[Records]
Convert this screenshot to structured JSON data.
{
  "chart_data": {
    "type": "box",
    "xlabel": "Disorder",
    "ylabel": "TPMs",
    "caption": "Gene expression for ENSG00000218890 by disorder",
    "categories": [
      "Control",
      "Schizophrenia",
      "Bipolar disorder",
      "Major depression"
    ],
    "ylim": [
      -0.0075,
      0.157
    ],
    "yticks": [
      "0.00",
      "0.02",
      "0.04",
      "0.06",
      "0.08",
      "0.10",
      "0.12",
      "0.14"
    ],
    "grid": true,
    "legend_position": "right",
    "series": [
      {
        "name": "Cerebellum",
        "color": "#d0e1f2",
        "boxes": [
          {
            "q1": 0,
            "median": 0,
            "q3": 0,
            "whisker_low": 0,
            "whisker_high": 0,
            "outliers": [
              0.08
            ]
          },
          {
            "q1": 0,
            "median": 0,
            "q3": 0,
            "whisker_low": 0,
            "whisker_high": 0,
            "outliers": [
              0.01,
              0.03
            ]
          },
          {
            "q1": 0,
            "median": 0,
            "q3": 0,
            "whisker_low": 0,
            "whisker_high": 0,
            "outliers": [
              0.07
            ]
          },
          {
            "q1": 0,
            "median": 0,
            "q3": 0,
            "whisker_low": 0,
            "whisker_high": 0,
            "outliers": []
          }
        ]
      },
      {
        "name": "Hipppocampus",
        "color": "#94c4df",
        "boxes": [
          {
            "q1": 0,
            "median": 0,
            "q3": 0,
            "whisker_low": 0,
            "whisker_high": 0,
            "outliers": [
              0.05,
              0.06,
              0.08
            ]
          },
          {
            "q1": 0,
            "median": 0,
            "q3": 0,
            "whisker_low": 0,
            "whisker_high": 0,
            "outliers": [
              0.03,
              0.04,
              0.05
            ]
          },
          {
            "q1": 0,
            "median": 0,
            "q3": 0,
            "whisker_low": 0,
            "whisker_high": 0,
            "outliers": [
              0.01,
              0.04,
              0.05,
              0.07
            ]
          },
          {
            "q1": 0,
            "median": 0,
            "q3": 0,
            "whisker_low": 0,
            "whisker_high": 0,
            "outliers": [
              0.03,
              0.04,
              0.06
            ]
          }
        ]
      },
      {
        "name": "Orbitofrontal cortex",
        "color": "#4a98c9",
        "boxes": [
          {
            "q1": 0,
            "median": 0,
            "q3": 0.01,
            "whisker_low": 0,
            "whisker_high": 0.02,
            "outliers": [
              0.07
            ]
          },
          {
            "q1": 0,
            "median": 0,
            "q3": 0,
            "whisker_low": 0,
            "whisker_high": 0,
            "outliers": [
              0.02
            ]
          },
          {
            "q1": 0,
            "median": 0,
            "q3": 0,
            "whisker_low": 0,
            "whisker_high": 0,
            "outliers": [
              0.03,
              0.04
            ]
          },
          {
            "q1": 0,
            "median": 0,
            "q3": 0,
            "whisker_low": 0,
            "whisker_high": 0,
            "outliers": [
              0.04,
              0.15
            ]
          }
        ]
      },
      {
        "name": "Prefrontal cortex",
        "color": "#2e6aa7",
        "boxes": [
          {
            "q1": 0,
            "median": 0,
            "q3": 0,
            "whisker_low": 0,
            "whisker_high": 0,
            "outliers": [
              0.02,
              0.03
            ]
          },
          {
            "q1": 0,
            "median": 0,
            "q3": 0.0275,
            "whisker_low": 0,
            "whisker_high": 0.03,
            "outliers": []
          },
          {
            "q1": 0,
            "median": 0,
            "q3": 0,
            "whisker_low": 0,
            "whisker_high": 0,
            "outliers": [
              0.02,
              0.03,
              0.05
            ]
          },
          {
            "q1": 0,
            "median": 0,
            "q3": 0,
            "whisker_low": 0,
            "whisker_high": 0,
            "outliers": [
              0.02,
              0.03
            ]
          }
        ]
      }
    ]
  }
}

[Stated goal] Quote the entire listing above exactly.

[Answer to the problem]
Convert this screenshot to structured JSON data.
{
  "chart_data": {
    "type": "box",
    "xlabel": "Disorder",
    "ylabel": "TPMs",
    "caption": "Gene expression for ENSG00000218890 by disorder",
    "categories": [
      "Control",
      "Schizophrenia",
      "Bipolar disorder",
      "Major depression"
    ],
    "ylim": [
      -0.0075,
      0.157
    ],
    "yticks": [
      "0.00",
      "0.02",
      "0.04",
      "0.06",
      "0.08",
      "0.10",
      "0.12",
      "0.14"
    ],
    "grid": true,
    "legend_position": "right",
    "series": [
      {
        "name": "Cerebellum",
        "color": "#d0e1f2",
        "boxes": [
          {
            "q1": 0,
            "median": 0,
            "q3": 0,
            "whisker_low": 0,
            "whisker_high": 0,
            "outliers": [
              0.08
            ]
          },
          {
            "q1": 0,
            "median": 0,
            "q3": 0,
            "whisker_low": 0,
            "whisker_high": 0,
            "outliers": [
              0.01,
              0.03
            ]
          },
          {
            "q1": 0,
            "median": 0,
            "q3": 0,
            "whisker_low": 0,
            "whisker_high": 0,
            "outliers": [
              0.07
            ]
          },
          {
            "q1": 0,
            "median": 0,
            "q3": 0,
            "whisker_low": 0,
            "whisker_high": 0,
            "outliers": []
          }
        ]
      },
      {
        "name": "Hipppocampus",
        "color": "#94c4df",
        "boxes": [
          {
            "q1": 0,
            "median": 0,
            "q3": 0,
            "whisker_low": 0,
            "whisker_high": 0,
            "outliers": [
              0.05,
              0.06,
              0.08
            ]
          },
          {
            "q1": 0,
            "median": 0,
            "q3": 0,
            "whisker_low": 0,
            "whisker_high": 0,
            "outliers": [
              0.03,
              0.04,
              0.05
            ]
          },
          {
            "q1": 0,
            "median": 0,
            "q3": 0,
            "whisker_low": 0,
            "whisker_high": 0,
            "outliers": [
              0.01,
              0.04,
              0.05,
              0.07
            ]
          },
          {
            "q1": 0,
            "median": 0,
            "q3": 0,
            "whisker_low": 0,
            "whisker_high": 0,
            "outliers": [
              0.03,
              0.04,
              0.06
            ]
          }
        ]
      },
      {
        "name": "Orbitofrontal cortex",
        "color": "#4a98c9",
        "boxes": [
          {
            "q1": 0,
            "median": 0,
            "q3": 0.01,
            "whisker_low": 0,
            "whisker_high": 0.02,
            "outliers": [
              0.07
            ]
          },
          {
            "q1": 0,
            "median": 0,
            "q3": 0,
            "whisker_low": 0,
            "whisker_high": 0,
            "outliers": [
              0.02
            ]
          },
          {
            "q1": 0,
            "median": 0,
            "q3": 0,
            "whisker_low": 0,
            "whisker_high": 0,
            "outliers": [
              0.03,
              0.04
            ]
          },
          {
            "q1": 0,
            "median": 0,
            "q3": 0,
            "whisker_low": 0,
            "whisker_high": 0,
            "outliers": [
              0.04,
              0.15
            ]
          }
        ]
      },
      {
        "name": "Prefrontal cortex",
        "color": "#2e6aa7",
        "boxes": [
          {
            "q1": 0,
            "median": 0,
            "q3": 0,
            "whisker_low": 0,
            "whisker_high": 0,
            "outliers": [
              0.02,
              0.03
            ]
          },
          {
            "q1": 0,
            "median": 0,
            "q3": 0.0275,
            "whisker_low": 0,
            "whisker_high": 0.03,
            "outliers": []
          },
          {
            "q1": 0,
            "median": 0,
            "q3": 0,
            "whisker_low": 0,
            "whisker_high": 0,
            "outliers": [
              0.02,
              0.03,
              0.05
            ]
          },
          {
            "q1": 0,
            "median": 0,
            "q3": 0,
            "whisker_low": 0,
            "whisker_high": 0,
            "outliers": [
              0.02,
              0.03
            ]
          }
        ]
      }
    ]
  }
}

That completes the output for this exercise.